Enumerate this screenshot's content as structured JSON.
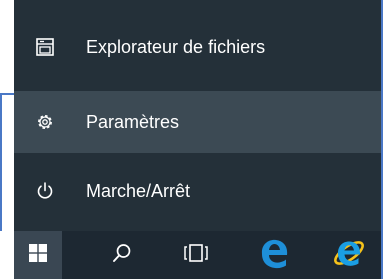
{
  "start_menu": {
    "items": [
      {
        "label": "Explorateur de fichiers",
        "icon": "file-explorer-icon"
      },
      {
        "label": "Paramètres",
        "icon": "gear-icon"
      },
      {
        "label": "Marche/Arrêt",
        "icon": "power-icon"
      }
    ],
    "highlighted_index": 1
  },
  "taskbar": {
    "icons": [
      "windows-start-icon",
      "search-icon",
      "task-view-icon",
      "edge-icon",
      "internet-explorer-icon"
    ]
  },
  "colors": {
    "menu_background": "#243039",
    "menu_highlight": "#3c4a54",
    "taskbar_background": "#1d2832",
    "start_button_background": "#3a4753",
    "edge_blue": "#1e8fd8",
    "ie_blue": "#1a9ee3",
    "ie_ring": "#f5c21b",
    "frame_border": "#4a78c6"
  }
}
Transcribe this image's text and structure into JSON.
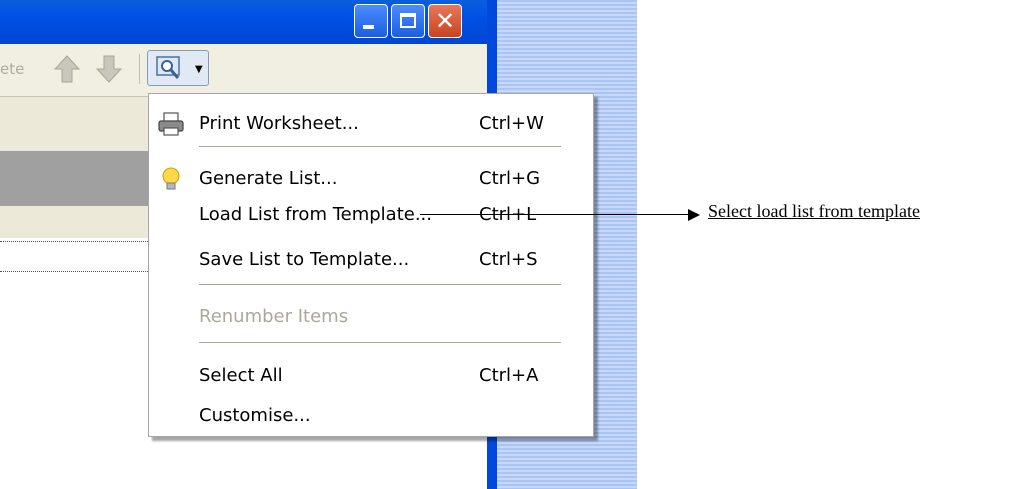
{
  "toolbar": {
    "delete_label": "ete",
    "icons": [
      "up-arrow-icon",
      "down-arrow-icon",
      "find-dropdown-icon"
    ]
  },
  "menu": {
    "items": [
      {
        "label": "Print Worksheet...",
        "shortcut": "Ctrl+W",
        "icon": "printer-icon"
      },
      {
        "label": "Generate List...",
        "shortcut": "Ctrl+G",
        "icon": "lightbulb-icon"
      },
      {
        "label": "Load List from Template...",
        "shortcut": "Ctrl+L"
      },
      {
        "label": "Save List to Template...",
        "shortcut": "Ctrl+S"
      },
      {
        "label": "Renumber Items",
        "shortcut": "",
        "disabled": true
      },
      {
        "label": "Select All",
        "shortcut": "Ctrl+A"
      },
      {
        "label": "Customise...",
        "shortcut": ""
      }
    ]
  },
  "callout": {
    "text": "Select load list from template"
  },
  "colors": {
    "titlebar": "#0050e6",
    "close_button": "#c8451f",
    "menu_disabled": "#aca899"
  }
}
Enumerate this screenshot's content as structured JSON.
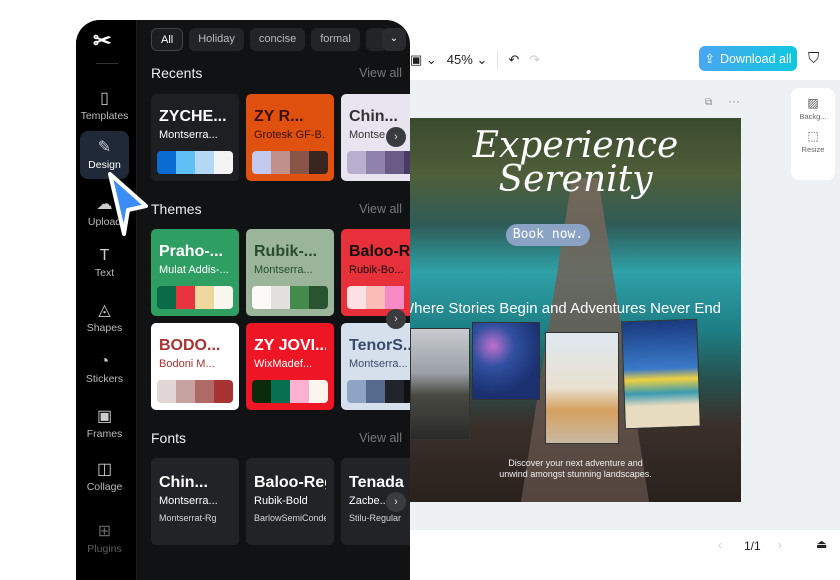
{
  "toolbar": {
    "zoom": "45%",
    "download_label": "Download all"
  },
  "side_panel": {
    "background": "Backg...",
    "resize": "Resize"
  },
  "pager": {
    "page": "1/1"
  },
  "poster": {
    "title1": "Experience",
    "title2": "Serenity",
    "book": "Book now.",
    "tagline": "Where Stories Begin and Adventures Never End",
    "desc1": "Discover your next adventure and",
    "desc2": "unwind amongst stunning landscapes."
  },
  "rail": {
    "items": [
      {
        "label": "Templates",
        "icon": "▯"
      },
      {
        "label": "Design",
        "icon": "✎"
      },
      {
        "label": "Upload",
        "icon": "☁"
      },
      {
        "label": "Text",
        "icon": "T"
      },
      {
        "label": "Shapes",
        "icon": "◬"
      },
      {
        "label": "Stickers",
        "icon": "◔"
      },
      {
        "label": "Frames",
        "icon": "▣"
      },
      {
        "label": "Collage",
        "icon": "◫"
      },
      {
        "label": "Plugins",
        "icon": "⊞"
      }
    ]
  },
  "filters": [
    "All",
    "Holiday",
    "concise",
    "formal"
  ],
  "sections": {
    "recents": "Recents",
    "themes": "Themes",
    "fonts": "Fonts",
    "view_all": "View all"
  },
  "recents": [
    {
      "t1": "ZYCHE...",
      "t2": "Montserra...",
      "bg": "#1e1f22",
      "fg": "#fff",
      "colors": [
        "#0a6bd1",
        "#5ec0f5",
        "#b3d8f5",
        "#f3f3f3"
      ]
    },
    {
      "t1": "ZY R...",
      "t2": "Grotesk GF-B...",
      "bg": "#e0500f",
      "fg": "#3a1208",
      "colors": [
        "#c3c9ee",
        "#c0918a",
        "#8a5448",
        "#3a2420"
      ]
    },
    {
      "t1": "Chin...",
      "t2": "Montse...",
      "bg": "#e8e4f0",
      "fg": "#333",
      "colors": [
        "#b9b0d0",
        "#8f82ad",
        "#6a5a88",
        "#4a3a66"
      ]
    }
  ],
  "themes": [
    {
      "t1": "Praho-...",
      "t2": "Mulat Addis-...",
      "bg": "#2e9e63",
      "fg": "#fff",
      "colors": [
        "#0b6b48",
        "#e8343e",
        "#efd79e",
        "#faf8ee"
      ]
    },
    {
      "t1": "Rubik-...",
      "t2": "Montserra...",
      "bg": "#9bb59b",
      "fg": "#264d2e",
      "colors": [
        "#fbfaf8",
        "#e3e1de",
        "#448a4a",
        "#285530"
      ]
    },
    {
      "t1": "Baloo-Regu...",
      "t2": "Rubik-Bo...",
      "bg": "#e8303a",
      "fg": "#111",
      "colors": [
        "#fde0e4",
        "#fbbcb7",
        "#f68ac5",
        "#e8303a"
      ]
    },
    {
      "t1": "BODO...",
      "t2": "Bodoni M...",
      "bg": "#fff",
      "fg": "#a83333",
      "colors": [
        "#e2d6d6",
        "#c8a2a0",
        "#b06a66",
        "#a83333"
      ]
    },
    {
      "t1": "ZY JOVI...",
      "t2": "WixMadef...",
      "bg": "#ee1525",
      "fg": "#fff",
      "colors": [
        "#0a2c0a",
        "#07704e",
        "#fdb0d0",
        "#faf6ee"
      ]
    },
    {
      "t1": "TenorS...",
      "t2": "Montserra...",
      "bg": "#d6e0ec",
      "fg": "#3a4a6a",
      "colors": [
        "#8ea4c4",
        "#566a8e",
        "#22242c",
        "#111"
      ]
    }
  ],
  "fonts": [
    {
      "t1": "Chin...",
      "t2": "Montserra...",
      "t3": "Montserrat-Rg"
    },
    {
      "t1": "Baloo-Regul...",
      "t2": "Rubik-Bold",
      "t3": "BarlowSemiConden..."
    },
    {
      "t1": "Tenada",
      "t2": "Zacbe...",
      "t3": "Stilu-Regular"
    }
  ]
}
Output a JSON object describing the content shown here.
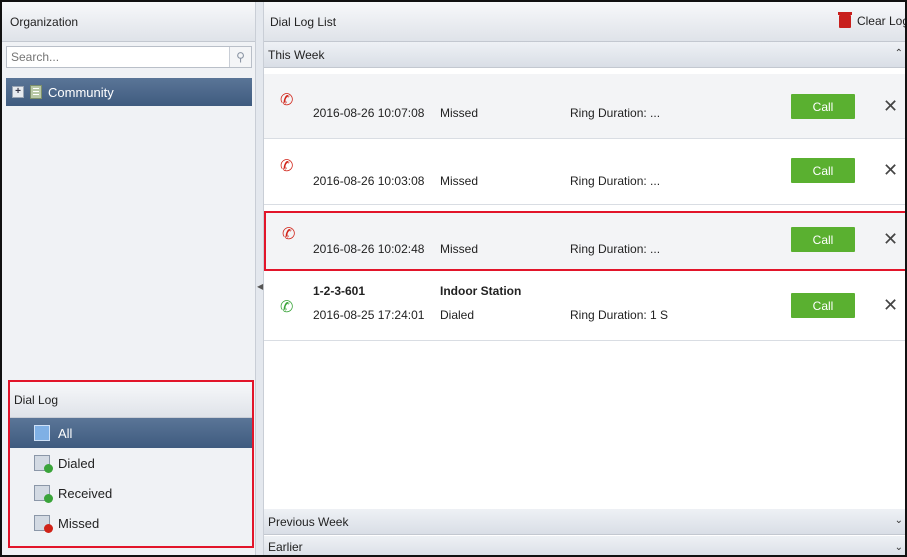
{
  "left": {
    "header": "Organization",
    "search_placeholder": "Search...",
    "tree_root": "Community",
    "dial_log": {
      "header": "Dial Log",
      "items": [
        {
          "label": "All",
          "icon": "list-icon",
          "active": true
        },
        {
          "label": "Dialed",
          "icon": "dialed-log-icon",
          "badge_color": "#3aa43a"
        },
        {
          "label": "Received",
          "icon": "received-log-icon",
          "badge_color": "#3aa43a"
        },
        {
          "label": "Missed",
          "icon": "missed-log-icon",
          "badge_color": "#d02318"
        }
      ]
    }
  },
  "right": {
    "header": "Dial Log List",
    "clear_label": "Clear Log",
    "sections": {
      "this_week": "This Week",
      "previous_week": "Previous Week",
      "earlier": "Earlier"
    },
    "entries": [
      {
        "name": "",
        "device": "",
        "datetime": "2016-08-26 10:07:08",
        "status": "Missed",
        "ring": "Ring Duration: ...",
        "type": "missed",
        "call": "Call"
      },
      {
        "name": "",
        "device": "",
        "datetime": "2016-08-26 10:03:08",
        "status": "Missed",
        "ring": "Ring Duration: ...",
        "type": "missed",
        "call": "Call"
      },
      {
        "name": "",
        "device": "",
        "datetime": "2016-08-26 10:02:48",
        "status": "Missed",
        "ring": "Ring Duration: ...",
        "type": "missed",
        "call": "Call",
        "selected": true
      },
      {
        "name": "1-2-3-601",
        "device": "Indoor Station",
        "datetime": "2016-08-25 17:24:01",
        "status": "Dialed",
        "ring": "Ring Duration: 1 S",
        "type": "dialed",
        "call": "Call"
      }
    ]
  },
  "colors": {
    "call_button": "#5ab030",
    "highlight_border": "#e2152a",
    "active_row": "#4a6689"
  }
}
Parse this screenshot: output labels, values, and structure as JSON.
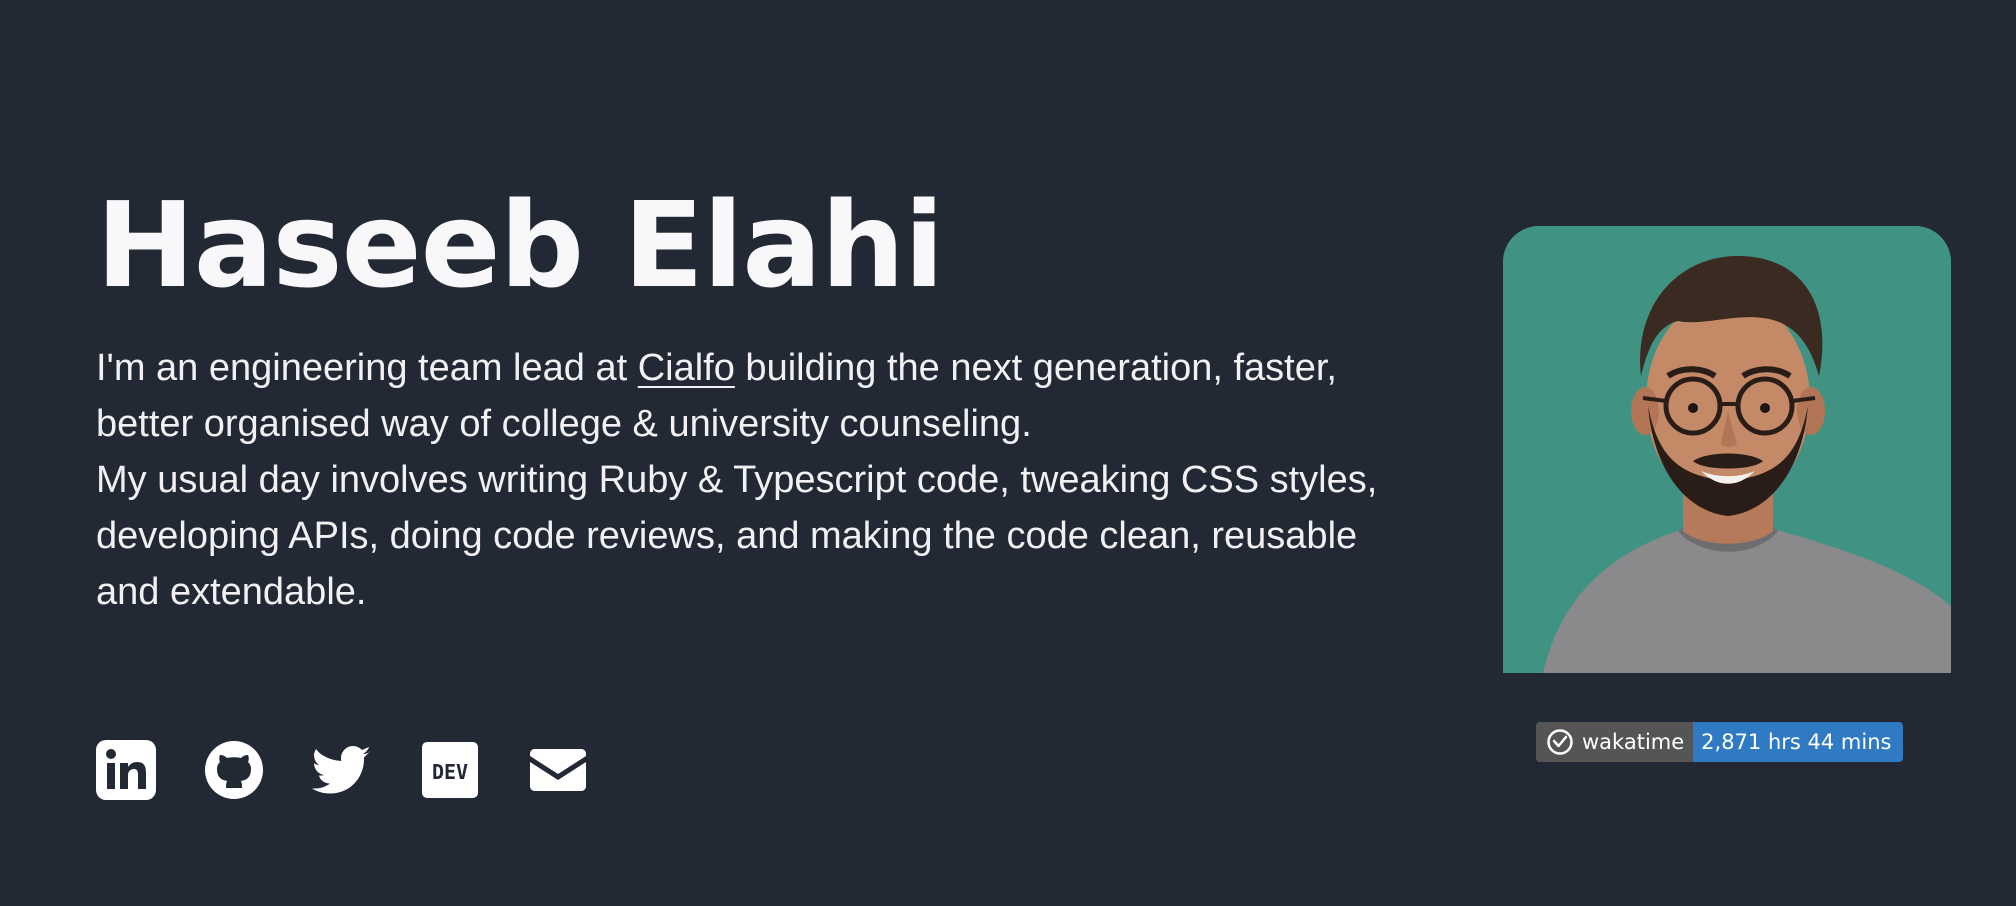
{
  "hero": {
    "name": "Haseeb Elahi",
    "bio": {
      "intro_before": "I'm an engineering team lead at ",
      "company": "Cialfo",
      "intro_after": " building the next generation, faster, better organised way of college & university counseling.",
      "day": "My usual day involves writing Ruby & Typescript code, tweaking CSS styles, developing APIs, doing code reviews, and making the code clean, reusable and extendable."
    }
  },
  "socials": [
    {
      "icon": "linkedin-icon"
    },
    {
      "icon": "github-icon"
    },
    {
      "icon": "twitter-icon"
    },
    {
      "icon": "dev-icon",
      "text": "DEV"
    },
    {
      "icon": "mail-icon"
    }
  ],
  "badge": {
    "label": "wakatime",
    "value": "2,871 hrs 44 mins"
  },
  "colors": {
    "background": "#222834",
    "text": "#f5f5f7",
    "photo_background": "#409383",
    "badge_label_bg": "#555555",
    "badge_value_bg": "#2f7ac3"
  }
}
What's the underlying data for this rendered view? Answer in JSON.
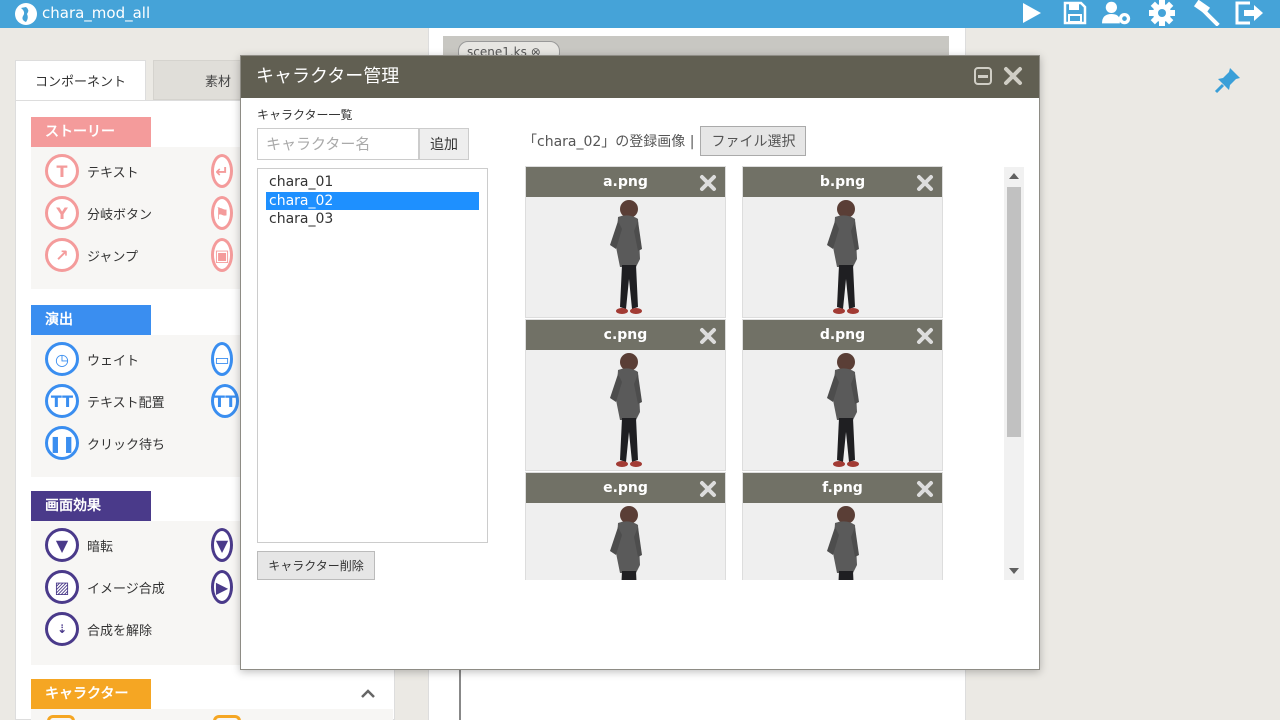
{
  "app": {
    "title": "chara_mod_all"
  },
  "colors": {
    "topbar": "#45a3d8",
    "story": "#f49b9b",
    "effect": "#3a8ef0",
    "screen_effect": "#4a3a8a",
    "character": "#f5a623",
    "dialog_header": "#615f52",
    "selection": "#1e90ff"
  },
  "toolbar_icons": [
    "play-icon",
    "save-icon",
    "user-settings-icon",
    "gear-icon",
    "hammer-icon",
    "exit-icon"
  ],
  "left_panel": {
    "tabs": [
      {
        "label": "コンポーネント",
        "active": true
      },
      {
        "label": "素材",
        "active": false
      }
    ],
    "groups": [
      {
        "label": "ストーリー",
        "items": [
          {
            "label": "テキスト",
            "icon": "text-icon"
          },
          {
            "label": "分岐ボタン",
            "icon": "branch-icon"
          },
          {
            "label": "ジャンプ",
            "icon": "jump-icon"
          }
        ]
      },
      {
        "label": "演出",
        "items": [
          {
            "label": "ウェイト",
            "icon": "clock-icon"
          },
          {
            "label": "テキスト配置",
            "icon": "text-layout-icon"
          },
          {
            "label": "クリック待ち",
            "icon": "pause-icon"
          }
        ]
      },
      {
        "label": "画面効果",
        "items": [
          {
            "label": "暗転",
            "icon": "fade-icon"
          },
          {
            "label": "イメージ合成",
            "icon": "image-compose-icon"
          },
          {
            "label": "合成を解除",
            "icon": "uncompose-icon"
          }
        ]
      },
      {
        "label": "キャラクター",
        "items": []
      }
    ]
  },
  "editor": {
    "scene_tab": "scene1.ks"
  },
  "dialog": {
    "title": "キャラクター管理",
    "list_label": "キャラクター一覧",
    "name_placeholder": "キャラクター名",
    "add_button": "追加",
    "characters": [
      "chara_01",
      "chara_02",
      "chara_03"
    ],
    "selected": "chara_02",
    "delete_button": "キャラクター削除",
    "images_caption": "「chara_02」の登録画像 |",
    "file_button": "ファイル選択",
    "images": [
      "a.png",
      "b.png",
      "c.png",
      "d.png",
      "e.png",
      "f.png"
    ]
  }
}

++++++++

Direction
Find how many lines hold the string "Week", and state that number alone.

Right answer
2